СНОВА В ПЕРМИ

Ранним весенним утром 1922 года к станции Пермь I подошел поезд. Пассажиры с мешками, узлами, баулами спешили по перрону.

Одним из последних спустился со ступенек вагона В. А. Кондаков с небольшим чемоданом в руке. Он был в опрятной, хотя и сильно поношенной одежде, выцветшая шляпа, несколько сдвинутая на затылок, открывала его большой лоб, из-под густых бровей зорко глядели карие глаза.

Кондаков шел по адресу, указанному в вызове. Перед ним длинное здание бывшей канцелярии губернатора. Теперь на нем доска с надписью «Губоно».

Несмотря на ранний час, там много народу. Лавируя между столами, которыми была заставлена комната, Кондаков подошел к заведующему отделом Шемиот-Полочанскому.

— Разрешите представиться, прибыл в ваше распоряжение, Кондаков.

Человек, оторвавшись от бумаг, смотрел пристально. Он, казалось, вспоминал, кто и зачем стоит перед ним. Однако, повторив машинально фамилию, порывисто встал, крепко пожал руку и сказал:

— Вот спасибо, людей нам крайне надо. Задыхаемся. Дело не ждет. Будете заведовать педагогическим образованием. — Говорил он быстро, отрывисто. — Циркуляры, приказы всякие посмотрите у Надежды Александровны, — и кивнул в сторону пожилой женщины. — Помощи особой не ждите, проявляйте больше самостоятельности. Подробнее сейчас толковать не время. Да и сам я человек здесь новый, партия направила. Приступайте к работе немедленно. Возьмите последнюю сводку о состоянии школьной сети в губернии. Вон у вашего стола уже стоят.

Идя к своему столу, Кондаков прочел верхнюю и нижнюю строчки. Из них было ясно: число школ, учителей и учащихся за год сократилось в два с половиной раза. Невеселая картина для начала деятельности. Он приступил к приему посетителей. День прошел незаметно. В записной книжке появились адреса и вопросы, которые необходимо решить в ближайшие дни. В конце работы ему передали ордер в общежитие сотрудников губоно.

Кондаков с первых дней понял тяжелую обстановку в Пермской губернии: из сводок, писем, поступающих в губоно, из рассказов приезжающих из уездов.

Многие школы были закрыты, ибо некого было учить.

> [УСЛОВИЯ ЗАДАНИЯ]:
1: Каким делом, согласно рассказу о Кондакове в Перми, Шемиот-Полочанский поручил ему заведовать?
2: Продолжите рассказ о Кондакове в Перми, начав сразу после его последней фразы.

> [ИСХОДНЫЕ ДАННЫЕ]:
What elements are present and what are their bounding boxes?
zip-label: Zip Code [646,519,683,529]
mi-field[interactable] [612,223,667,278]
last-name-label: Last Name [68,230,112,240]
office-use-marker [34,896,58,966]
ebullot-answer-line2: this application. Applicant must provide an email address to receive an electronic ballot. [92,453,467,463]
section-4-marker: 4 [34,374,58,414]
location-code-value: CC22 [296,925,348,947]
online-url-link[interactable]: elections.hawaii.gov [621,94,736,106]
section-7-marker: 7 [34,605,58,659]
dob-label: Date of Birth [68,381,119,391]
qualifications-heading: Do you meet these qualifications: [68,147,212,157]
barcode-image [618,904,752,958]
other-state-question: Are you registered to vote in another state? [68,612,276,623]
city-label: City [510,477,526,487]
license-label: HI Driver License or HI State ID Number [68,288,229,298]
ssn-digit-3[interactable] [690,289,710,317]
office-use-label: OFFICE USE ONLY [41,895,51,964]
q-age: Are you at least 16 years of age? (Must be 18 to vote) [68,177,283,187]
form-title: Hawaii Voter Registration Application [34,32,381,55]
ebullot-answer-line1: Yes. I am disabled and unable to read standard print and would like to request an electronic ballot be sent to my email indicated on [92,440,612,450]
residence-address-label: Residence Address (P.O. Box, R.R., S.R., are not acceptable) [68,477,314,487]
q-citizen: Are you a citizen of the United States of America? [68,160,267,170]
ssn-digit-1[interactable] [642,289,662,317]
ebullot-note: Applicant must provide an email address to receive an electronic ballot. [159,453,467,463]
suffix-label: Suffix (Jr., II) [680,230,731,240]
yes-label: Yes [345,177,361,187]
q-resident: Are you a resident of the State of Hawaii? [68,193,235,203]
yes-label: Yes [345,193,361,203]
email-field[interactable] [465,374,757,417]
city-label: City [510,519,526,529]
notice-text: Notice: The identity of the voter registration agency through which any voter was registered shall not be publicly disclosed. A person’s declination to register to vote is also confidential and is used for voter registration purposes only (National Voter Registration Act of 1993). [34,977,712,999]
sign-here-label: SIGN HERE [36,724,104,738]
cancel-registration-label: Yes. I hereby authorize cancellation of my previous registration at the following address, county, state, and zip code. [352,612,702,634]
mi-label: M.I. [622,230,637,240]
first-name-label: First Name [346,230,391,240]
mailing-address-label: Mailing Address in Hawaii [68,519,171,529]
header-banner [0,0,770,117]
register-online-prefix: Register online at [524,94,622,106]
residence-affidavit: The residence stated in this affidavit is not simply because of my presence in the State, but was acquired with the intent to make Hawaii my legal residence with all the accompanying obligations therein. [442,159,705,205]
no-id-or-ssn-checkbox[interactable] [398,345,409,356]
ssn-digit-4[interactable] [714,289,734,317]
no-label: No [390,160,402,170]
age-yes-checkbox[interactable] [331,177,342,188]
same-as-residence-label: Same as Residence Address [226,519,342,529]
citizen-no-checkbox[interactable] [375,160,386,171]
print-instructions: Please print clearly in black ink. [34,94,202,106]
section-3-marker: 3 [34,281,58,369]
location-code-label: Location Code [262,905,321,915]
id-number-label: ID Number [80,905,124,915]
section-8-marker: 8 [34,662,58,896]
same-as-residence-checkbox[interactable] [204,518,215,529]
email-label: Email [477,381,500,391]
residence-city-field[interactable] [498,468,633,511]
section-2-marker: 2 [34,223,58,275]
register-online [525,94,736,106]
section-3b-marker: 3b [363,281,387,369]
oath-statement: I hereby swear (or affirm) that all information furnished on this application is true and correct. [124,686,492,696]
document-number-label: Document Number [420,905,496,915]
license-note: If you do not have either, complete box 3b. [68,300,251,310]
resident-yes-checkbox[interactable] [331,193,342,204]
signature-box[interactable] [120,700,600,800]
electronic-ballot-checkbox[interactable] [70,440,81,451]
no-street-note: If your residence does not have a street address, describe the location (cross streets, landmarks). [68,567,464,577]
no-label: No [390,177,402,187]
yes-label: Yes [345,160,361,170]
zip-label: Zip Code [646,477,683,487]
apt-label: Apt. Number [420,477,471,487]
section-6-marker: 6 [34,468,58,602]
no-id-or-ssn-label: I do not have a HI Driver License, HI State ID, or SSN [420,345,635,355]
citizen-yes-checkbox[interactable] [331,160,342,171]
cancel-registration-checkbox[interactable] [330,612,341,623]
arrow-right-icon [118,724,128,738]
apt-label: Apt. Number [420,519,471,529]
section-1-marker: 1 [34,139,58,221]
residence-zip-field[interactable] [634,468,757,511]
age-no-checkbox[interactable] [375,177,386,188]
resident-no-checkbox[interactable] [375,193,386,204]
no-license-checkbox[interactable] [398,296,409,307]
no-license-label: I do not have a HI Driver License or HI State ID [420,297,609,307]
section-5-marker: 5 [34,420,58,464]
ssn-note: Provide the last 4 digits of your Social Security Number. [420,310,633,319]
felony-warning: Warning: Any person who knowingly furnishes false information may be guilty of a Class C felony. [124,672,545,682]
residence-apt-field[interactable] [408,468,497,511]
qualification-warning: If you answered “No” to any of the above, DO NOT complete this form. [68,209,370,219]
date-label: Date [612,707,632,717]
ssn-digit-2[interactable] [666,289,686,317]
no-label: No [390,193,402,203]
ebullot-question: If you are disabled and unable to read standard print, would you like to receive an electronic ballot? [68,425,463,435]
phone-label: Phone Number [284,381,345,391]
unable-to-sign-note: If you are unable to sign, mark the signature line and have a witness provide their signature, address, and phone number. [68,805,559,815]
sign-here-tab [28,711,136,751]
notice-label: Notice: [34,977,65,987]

> [ОТВЕТЫ]:
1: Педагогическим образованием.

2:
Иные родители не доверяли новым программам и «случайным» учителям, заменившим прежних. Были родители, вообще не желавшие учить детей в школе, где нет закона божьего. Не хватало и технических работников. В Рассольнинской школе учительница работала и за сторожиху и за дворника. Из Краснослудки сообщали: здание школы заморожено, дети занимаются в раздевалке и в сторожке.

Из многих школ извещали, что буквари износились, и с начала учебного года в полном смысле слова будет «букварный голод». Дети пишут на клочках бумаги, на старых тетрадях и журналах, на служебных бланках.

При всей сложности обстановки на учителей ложилась колоссальная работа по ликбезу.

Вадим Александрович обращается к учителям: «Надо немедленно мобилизовать все силы, чтобы раз и навсегда покончить с безграмотностью — этим вековым и позорнейшим врагом России».

Рано утром, до школы, и после окончания занятий, поздно вечером, светились коптилки на ликпунктах. Люди различных возрастов читали по слогам: «Мы не рабы — рабы не мы».

Кондаков и сам включился в эту работу, но основная забота была — оказать посильную помощь в организации правильной постановки преподавания в единой трудовой школе. Высоко ценя ее идеи, он через печать, в своих выступлениях и беседах направляет, призывает учителей искать выход из тяжелого положения. Волнует Кондакова все, что касается просвещения. В этом легко убедиться, прочитав далеко не полный перечень его статей, помещенных в различных газетах за 1922–1923 годы: «Советская печать при НЭП», «Революция и просвещение», «Фронт просвещения и пролетариат», «Наша школа», «Кто идет на смену старшим учителям», «Какая школа нужна деревне», «Рабочий, производство, книга».

Работая секретарем редакции журнала «На третьем фронте», издаваемого губоно, Вадим Александрович является постоянным корреспондентом. С мая по декабрь 1923 года он написал одиннадцать статей.

С большим удовлетворением воспринимал Кондаков перемены внутренней жизни школы: взаимоотношения между учениками и учителями устанавливались более близкие, без тени прежней сухости, дети втягивались в коллективный труд, изучали родной край с природно-географической, исторической и бытовой стороны. Экскурсионный метод все шире используется учителями. Все это бесконечно радует Кондакова, и он пишет: «Пять лет Советской власти в России показали всему миру не только титаническую борьбу большевиков за восстановление страны, но и огромные усилия поднять просвещение и культуру на небывалую в России высоту. И если пока это не достигнуто, то только потому, что в стране еще не зажили раны империалистической и гражданской войн, обнищание и голод, только что изживается саботаж и блокада. Чтобы утверждать противное, нужно быть слепым или бесчестным!»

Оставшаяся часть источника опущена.